SET EXERCISE: From the material below, list every line containing "정류소번호".

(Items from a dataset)
══════════

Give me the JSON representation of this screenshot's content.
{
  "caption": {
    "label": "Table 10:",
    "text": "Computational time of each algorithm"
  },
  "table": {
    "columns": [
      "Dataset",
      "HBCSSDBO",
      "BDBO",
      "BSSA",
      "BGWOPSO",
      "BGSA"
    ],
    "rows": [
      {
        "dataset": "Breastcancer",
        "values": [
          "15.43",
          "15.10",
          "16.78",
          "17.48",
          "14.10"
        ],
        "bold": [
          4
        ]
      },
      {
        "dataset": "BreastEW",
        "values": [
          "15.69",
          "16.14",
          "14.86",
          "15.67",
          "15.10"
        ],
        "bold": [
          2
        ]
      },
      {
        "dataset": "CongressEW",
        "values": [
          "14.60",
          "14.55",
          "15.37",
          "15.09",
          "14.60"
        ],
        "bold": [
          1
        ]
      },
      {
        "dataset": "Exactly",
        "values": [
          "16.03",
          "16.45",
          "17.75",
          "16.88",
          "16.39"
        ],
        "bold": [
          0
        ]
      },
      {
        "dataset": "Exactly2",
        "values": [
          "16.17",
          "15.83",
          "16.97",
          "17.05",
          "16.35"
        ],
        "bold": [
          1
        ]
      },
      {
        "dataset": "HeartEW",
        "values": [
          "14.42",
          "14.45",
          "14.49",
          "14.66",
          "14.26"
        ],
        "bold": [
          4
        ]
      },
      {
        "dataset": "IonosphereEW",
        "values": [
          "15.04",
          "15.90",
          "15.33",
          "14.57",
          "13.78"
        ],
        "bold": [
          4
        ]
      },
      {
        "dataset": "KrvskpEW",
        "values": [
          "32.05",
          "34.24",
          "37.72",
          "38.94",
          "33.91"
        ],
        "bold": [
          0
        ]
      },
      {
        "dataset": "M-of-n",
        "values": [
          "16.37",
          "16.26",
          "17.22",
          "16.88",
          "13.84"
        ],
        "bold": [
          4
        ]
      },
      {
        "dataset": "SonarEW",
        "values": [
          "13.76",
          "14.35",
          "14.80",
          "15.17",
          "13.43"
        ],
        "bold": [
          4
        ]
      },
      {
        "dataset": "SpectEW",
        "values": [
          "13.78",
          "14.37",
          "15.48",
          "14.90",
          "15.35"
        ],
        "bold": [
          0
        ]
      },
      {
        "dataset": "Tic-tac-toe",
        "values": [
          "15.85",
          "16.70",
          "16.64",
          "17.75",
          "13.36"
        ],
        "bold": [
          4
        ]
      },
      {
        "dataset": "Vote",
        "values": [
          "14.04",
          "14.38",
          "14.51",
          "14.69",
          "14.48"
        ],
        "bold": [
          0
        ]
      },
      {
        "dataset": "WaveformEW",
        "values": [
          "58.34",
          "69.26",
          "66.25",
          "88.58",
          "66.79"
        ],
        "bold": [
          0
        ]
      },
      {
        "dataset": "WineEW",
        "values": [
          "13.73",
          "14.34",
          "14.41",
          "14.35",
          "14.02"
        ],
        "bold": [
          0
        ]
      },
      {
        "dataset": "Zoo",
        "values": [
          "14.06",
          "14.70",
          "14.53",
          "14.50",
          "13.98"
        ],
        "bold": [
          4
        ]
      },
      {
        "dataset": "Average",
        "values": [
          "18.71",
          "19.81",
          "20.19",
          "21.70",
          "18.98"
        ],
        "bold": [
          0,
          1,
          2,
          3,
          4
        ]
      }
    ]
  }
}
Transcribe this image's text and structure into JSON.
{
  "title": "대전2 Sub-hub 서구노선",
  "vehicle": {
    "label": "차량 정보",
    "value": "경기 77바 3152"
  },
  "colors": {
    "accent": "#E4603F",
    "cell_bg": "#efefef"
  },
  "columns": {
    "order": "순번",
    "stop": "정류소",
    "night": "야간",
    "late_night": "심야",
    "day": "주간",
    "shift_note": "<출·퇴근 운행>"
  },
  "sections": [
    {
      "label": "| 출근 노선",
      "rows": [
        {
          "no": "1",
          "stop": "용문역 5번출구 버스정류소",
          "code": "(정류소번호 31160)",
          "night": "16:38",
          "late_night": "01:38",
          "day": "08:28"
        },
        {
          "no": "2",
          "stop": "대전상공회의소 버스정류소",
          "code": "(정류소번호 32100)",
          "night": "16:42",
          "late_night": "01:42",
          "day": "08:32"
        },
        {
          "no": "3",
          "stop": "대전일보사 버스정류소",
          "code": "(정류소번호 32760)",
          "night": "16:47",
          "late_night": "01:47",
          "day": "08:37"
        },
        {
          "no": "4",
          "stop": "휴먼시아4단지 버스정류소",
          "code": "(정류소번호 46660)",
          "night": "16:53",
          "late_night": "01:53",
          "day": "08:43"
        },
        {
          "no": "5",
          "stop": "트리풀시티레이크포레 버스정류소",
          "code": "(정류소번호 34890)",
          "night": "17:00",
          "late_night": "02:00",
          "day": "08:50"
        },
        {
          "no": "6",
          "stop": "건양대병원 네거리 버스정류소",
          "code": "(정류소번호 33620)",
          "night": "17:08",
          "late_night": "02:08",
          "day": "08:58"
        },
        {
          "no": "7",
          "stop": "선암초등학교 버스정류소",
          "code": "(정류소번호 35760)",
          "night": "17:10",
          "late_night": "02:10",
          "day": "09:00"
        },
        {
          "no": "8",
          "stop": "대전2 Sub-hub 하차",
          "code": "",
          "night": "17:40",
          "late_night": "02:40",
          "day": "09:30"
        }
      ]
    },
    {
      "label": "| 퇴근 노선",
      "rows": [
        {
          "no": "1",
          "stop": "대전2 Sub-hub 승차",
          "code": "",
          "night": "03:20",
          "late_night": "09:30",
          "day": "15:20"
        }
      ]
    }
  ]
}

══════════

RESPONSE TO THE TASK:
          "code": "(정류소번호 31160)",
          "code": "(정류소번호 32100)",
          "code": "(정류소번호 32760)",
          "code": "(정류소번호 46660)",
          "code": "(정류소번호 34890)",
          "code": "(정류소번호 33620)",
          "code": "(정류소번호 35760)",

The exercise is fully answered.